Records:
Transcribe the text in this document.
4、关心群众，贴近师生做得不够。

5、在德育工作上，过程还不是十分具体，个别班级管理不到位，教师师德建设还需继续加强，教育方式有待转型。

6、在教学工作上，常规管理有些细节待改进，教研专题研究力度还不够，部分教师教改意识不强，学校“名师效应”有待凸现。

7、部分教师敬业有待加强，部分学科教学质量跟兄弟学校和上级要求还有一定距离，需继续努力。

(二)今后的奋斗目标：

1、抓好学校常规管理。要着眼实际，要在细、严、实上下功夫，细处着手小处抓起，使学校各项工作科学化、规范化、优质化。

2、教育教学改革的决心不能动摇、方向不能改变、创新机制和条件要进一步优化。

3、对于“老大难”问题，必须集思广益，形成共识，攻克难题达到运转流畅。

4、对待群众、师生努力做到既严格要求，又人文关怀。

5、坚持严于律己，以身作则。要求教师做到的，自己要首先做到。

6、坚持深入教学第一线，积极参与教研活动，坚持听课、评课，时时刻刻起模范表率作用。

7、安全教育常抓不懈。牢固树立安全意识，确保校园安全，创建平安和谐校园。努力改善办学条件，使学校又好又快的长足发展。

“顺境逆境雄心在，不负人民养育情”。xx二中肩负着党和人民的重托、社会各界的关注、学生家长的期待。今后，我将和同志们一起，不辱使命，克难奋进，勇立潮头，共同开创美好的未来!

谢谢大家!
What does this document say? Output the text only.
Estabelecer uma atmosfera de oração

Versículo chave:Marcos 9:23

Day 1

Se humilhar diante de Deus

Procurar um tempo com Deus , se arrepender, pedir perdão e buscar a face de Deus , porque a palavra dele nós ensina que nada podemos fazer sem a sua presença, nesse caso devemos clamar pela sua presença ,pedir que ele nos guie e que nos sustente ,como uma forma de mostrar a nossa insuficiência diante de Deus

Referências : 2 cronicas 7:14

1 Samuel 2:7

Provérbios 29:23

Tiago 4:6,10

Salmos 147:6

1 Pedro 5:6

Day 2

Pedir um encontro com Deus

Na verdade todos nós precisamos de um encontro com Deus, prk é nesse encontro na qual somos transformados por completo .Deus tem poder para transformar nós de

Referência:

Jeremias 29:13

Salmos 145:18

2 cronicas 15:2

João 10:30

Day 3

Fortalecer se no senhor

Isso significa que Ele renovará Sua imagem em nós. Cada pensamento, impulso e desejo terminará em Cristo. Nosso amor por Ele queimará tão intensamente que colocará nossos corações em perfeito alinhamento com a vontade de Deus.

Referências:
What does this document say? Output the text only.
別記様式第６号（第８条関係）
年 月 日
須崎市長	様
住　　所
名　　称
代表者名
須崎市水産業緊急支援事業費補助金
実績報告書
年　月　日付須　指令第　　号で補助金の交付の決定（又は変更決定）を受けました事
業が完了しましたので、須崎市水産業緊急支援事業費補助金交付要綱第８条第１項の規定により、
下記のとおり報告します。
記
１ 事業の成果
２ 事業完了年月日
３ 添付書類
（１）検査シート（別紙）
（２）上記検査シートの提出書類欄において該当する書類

EXERCISE INSTRUCTIONS: Pick each line holding the word "Referências" out of the listing.

COMPLETE OUTPUT:
Referências : 2 cronicas 7:14
Referências:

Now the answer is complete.